◆ DATASET ENTRIES:
◇ ◇ ◇ ◇ ◇
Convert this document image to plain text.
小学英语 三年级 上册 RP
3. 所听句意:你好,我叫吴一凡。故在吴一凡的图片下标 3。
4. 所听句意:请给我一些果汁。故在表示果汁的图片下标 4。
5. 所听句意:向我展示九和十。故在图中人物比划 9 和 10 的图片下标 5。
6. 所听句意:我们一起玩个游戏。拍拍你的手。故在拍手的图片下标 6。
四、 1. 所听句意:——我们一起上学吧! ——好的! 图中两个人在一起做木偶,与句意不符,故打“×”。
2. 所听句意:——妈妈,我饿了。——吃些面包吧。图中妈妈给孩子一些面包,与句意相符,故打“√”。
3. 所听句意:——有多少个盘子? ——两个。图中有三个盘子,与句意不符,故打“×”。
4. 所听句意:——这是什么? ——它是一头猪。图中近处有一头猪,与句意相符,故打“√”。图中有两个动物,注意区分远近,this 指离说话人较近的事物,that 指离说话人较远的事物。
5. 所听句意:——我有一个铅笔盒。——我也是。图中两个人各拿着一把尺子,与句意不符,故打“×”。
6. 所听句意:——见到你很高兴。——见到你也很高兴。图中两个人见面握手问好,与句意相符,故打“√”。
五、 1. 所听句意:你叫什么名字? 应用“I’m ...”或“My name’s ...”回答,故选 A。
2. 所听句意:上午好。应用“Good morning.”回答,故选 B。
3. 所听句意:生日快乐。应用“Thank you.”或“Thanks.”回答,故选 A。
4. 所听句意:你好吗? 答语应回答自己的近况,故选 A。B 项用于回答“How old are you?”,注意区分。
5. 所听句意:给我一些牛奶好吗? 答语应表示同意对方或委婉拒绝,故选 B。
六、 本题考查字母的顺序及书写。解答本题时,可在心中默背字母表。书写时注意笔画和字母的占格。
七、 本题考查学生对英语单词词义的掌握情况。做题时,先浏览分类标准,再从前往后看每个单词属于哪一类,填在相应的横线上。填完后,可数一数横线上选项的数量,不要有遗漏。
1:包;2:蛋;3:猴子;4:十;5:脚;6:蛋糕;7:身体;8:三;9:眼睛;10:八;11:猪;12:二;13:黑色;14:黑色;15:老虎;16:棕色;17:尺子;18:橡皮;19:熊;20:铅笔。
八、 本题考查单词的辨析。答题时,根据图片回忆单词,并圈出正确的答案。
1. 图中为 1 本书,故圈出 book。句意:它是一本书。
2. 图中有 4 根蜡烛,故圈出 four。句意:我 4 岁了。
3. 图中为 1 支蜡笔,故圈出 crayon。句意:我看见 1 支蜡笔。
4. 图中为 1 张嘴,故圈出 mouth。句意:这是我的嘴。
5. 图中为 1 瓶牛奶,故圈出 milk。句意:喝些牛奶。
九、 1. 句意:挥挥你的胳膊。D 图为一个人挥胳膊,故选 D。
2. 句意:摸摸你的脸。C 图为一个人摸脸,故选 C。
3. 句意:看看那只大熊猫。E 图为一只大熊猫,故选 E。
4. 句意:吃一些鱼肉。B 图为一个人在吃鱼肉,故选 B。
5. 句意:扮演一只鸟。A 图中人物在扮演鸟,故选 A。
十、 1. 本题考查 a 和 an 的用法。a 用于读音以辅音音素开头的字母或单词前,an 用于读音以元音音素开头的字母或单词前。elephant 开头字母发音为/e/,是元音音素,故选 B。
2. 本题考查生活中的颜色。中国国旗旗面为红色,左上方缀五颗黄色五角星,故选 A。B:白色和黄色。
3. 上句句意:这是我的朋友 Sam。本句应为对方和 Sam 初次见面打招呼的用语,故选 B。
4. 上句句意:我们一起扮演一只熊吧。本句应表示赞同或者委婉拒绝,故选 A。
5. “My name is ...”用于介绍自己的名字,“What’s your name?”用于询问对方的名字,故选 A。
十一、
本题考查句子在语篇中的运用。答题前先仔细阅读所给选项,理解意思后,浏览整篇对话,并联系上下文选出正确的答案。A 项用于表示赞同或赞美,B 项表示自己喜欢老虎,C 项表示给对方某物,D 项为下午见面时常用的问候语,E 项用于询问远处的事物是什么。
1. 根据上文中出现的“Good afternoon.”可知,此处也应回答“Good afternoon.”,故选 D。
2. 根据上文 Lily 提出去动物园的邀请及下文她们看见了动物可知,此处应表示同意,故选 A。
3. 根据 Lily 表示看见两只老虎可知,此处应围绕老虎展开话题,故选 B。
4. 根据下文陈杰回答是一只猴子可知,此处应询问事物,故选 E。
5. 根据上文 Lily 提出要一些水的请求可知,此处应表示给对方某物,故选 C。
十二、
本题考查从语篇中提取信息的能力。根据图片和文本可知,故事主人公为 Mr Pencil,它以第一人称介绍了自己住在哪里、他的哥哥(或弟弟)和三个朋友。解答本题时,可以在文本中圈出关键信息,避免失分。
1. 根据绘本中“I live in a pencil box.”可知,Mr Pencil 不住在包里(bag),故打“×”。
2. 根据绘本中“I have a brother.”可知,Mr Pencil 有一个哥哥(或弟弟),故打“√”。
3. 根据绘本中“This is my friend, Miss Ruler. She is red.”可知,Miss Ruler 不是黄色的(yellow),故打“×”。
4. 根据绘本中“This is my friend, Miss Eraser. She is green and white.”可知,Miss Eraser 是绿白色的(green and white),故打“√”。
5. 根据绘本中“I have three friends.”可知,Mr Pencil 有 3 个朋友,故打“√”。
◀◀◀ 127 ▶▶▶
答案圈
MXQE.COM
◇ ◇ ◇ ◇ ◇
◆ WHAT YOU HAVE TO DO:
Return what is listed above, exactly and completely.

◆ EXERCISE RESPONSE:
Convert this document image to plain text.
小学英语 三年级 上册 RP
3. 所听句意:你好,我叫吴一凡。故在吴一凡的图片下标 3。
4. 所听句意:请给我一些果汁。故在表示果汁的图片下标 4。
5. 所听句意:向我展示九和十。故在图中人物比划 9 和 10 的图片下标 5。
6. 所听句意:我们一起玩个游戏。拍拍你的手。故在拍手的图片下标 6。
四、 1. 所听句意:——我们一起上学吧! ——好的! 图中两个人在一起做木偶,与句意不符,故打“×”。
2. 所听句意:——妈妈,我饿了。——吃些面包吧。图中妈妈给孩子一些面包,与句意相符,故打“√”。
3. 所听句意:——有多少个盘子? ——两个。图中有三个盘子,与句意不符,故打“×”。
4. 所听句意:——这是什么? ——它是一头猪。图中近处有一头猪,与句意相符,故打“√”。图中有两个动物,注意区分远近,this 指离说话人较近的事物,that 指离说话人较远的事物。
5. 所听句意:——我有一个铅笔盒。——我也是。图中两个人各拿着一把尺子,与句意不符,故打“×”。
6. 所听句意:——见到你很高兴。——见到你也很高兴。图中两个人见面握手问好,与句意相符,故打“√”。
五、 1. 所听句意:你叫什么名字? 应用“I’m ...”或“My name’s ...”回答,故选 A。
2. 所听句意:上午好。应用“Good morning.”回答,故选 B。
3. 所听句意:生日快乐。应用“Thank you.”或“Thanks.”回答,故选 A。
4. 所听句意:你好吗? 答语应回答自己的近况,故选 A。B 项用于回答“How old are you?”,注意区分。
5. 所听句意:给我一些牛奶好吗? 答语应表示同意对方或委婉拒绝,故选 B。
六、 本题考查字母的顺序及书写。解答本题时,可在心中默背字母表。书写时注意笔画和字母的占格。
七、 本题考查学生对英语单词词义的掌握情况。做题时,先浏览分类标准,再从前往后看每个单词属于哪一类,填在相应的横线上。填完后,可数一数横线上选项的数量,不要有遗漏。
1:包;2:蛋;3:猴子;4:十;5:脚;6:蛋糕;7:身体;8:三;9:眼睛;10:八;11:猪;12:二;13:黑色;14:黑色;15:老虎;16:棕色;17:尺子;18:橡皮;19:熊;20:铅笔。
八、 本题考查单词的辨析。答题时,根据图片回忆单词,并圈出正确的答案。
1. 图中为 1 本书,故圈出 book。句意:它是一本书。
2. 图中有 4 根蜡烛,故圈出 four。句意:我 4 岁了。
3. 图中为 1 支蜡笔,故圈出 crayon。句意:我看见 1 支蜡笔。
4. 图中为 1 张嘴,故圈出 mouth。句意:这是我的嘴。
5. 图中为 1 瓶牛奶,故圈出 milk。句意:喝些牛奶。
九、 1. 句意:挥挥你的胳膊。D 图为一个人挥胳膊,故选 D。
2. 句意:摸摸你的脸。C 图为一个人摸脸,故选 C。
3. 句意:看看那只大熊猫。E 图为一只大熊猫,故选 E。
4. 句意:吃一些鱼肉。B 图为一个人在吃鱼肉,故选 B。
5. 句意:扮演一只鸟。A 图中人物在扮演鸟,故选 A。
十、 1. 本题考查 a 和 an 的用法。a 用于读音以辅音音素开头的字母或单词前,an 用于读音以元音音素开头的字母或单词前。elephant 开头字母发音为/e/,是元音音素,故选 B。
2. 本题考查生活中的颜色。中国国旗旗面为红色,左上方缀五颗黄色五角星,故选 A。B:白色和黄色。
3. 上句句意:这是我的朋友 Sam。本句应为对方和 Sam 初次见面打招呼的用语,故选 B。
4. 上句句意:我们一起扮演一只熊吧。本句应表示赞同或者委婉拒绝,故选 A。
5. “My name is ...”用于介绍自己的名字,“What’s your name?”用于询问对方的名字,故选 A。
十一、
本题考查句子在语篇中的运用。答题前先仔细阅读所给选项,理解意思后,浏览整篇对话,并联系上下文选出正确的答案。A 项用于表示赞同或赞美,B 项表示自己喜欢老虎,C 项表示给对方某物,D 项为下午见面时常用的问候语,E 项用于询问远处的事物是什么。
1. 根据上文中出现的“Good afternoon.”可知,此处也应回答“Good afternoon.”,故选 D。
2. 根据上文 Lily 提出去动物园的邀请及下文她们看见了动物可知,此处应表示同意,故选 A。
3. 根据 Lily 表示看见两只老虎可知,此处应围绕老虎展开话题,故选 B。
4. 根据下文陈杰回答是一只猴子可知,此处应询问事物,故选 E。
5. 根据上文 Lily 提出要一些水的请求可知,此处应表示给对方某物,故选 C。
十二、
本题考查从语篇中提取信息的能力。根据图片和文本可知,故事主人公为 Mr Pencil,它以第一人称介绍了自己住在哪里、他的哥哥(或弟弟)和三个朋友。解答本题时,可以在文本中圈出关键信息,避免失分。
1. 根据绘本中“I live in a pencil box.”可知,Mr Pencil 不住在包里(bag),故打“×”。
2. 根据绘本中“I have a brother.”可知,Mr Pencil 有一个哥哥(或弟弟),故打“√”。
3. 根据绘本中“This is my friend, Miss Ruler. She is red.”可知,Miss Ruler 不是黄色的(yellow),故打“×”。
4. 根据绘本中“This is my friend, Miss Eraser. She is green and white.”可知,Miss Eraser 是绿白色的(green and white),故打“√”。
5. 根据绘本中“I have three friends.”可知,Mr Pencil 有 3 个朋友,故打“√”。
◀◀◀ 127 ▶▶▶
答案圈
MXQE.COM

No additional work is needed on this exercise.